Israel developing app to detect coronavirus by sound of an infected person's voice

Voice samples from virus carriers in various stages of illness and non-infected people are being collected to detect a vocal 'fingerprint'

Update: 2020-03-31 08:30 GMT
Artificial Intelligence will analyse numerous voice samples to detect a vocal fingerprint specific to people infected with the coronavirus. (Representative Image)

Jerusalem: Israel’s defence ministry has offered support to an Israeli start-up called Vocalis Health, which is developing an app capable of diagnosing COVID-19 based on the sound of someone’s voice.

Voice samples from virus carriers in various stages of illness and samples from non-infected people are currently being collected, with the goal of developing an AI-based algorithm to detect COVID-19’s vocal “fingerprint”.

Health professionals will then be able to alert users in the early stages of the disease and use the app to monitor its spread across the population.

The response from people willing to give voice samples has been “overwhelming”, Wenderow said.

In addition to helping curb new infections, the app could also allow patients to be monitored at home, he added.

Israel’s largest hospital, the Sheba Medical Center monitors patients in mild condition through telemedicine, which allows vital signs to be communicated to staff via sensors connected to a patient’s phone without any need for direct contact.

"We used this in our in-patient treatment -- now when we're shifting from containment to mitigation, we're going to start using the same technologies to monitor patients at home," said Professor Eyal Leshem, director of Sheba's centre for travel medicine and tropical diseases.

Sheba also has an innovation and research centre, which is working to collect “all meta-data from COVID-19 patients”.

“As we have more and more data accumulated, we’ll be able to identify markers of severe disease, identify prognostic factors for hospitalised patients at all levels, and potentially use this data to identify treatment opportunities,” Leshem said.

★ ★ ★ ★ ★ ★ ★

_Questions_
[1] Reproduce the passage from the article on the coronavirus voice app that opens with the words containing "Israel developing app" and closes with "of someone’s voice.".
[2] In the article on the coronavirus voice app, what position does Eyal Leshem hold?

_Data under study_
★ ★ ★ ★ ★ ★ ★

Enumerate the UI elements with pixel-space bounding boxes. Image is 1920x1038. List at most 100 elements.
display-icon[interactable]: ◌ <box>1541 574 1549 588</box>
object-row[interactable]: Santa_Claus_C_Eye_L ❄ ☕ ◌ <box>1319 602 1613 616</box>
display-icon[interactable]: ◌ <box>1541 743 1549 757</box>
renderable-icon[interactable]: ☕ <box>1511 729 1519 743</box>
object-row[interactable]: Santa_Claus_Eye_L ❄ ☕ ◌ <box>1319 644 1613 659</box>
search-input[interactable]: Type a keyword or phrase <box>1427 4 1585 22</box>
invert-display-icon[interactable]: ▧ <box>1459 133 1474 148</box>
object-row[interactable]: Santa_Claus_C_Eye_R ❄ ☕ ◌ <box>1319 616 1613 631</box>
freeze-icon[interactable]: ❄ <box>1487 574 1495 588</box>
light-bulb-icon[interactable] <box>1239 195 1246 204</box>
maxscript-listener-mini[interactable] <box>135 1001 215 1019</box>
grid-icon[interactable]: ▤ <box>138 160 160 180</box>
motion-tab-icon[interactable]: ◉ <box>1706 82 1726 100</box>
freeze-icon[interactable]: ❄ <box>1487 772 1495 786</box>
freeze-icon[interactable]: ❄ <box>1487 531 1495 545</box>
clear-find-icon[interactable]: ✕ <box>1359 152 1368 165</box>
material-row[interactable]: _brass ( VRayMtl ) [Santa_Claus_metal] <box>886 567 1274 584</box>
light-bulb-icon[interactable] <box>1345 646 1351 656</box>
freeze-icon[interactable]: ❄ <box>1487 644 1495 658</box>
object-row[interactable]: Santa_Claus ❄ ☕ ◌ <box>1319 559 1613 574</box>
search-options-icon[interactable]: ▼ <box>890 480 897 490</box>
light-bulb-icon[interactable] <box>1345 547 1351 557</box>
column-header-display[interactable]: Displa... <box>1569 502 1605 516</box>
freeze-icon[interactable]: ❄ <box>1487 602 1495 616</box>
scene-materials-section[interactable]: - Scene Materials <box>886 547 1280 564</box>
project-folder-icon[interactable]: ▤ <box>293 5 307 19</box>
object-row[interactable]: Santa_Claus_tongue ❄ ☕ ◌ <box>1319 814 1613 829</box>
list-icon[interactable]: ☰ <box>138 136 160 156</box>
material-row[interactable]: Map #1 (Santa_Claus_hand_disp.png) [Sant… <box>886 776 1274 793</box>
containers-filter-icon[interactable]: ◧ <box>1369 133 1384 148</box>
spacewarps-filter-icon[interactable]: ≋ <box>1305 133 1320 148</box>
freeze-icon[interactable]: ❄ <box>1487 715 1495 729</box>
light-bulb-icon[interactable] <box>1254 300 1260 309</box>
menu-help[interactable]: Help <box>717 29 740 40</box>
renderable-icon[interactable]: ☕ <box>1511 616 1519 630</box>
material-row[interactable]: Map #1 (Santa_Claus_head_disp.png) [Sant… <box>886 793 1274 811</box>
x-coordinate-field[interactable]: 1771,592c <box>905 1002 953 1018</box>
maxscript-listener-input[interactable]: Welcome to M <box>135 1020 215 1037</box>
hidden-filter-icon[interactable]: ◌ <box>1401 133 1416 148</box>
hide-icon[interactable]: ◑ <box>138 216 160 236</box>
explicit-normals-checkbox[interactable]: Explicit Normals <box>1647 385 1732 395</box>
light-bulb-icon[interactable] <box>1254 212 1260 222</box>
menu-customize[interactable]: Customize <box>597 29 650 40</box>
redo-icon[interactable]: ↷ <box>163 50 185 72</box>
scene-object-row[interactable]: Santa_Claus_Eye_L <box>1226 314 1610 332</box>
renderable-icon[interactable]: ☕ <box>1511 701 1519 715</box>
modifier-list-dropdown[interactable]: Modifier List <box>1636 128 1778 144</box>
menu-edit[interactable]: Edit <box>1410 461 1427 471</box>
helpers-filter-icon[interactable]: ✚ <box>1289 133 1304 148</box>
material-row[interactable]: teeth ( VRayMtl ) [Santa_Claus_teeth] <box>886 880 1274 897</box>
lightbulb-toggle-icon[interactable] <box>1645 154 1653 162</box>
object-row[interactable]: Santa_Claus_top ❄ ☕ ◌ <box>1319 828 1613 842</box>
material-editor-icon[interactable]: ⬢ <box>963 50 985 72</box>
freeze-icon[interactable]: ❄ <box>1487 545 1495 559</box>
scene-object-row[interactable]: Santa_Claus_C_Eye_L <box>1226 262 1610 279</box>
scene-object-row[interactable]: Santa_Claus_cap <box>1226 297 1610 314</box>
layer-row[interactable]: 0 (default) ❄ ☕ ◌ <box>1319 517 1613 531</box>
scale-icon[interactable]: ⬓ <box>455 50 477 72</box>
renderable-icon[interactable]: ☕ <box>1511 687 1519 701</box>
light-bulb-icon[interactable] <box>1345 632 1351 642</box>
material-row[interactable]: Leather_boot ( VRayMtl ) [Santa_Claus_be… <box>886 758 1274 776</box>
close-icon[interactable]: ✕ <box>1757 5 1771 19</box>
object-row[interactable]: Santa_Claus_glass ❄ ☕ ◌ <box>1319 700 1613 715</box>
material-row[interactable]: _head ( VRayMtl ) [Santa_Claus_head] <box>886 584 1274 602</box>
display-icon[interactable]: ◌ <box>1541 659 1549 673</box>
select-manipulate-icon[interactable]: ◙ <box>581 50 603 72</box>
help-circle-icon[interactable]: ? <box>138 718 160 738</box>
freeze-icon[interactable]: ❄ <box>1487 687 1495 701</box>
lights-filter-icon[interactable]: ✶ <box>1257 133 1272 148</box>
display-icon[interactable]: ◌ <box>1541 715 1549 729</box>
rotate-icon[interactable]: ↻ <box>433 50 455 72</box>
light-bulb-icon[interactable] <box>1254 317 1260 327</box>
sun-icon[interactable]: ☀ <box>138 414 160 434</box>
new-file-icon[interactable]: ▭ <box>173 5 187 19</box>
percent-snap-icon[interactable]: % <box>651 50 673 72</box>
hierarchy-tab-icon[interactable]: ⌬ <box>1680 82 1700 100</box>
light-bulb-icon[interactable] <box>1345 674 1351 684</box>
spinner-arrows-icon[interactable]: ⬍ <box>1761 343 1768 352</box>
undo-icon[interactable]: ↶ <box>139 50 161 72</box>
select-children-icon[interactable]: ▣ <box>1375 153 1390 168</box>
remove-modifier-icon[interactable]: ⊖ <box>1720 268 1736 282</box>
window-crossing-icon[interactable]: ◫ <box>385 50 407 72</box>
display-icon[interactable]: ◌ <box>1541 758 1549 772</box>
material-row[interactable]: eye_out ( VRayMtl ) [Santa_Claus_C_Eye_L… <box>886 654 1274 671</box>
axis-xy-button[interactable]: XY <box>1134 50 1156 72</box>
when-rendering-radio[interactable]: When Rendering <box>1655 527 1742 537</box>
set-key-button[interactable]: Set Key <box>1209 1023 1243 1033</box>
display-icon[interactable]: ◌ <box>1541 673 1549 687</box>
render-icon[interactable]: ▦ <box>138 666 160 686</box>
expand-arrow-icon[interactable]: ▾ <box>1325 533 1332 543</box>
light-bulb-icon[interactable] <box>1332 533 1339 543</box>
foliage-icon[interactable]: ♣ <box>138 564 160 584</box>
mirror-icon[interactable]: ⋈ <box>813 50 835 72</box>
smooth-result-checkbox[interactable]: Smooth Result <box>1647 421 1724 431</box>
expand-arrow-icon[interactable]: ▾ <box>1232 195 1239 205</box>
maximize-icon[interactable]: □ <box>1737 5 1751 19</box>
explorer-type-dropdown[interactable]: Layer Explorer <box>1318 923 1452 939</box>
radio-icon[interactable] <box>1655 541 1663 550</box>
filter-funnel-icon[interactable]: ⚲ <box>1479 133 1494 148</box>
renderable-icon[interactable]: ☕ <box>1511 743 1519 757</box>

★ ★ ★ ★ ★ ★ ★

_Responses to the exercise_
[1]
Israel developing app to detect coronavirus by sound of an infected person's voice

Voice samples from virus carriers in various stages of illness and non-infected people are being collected to detect a vocal 'fingerprint'

Update: 2020-03-31 08:30 GMT
Artificial Intelligence will analyse numerous voice samples to detect a vocal fingerprint specific to people infected with the coronavirus. (Representative Image)

Jerusalem: Israel’s defence ministry has offered support to an Israeli start-up called Vocalis Health, which is developing an app capable of diagnosing COVID-19 based on the sound of someone’s voice.

[2] He is director of Sheba's centre for travel medicine and tropical diseases.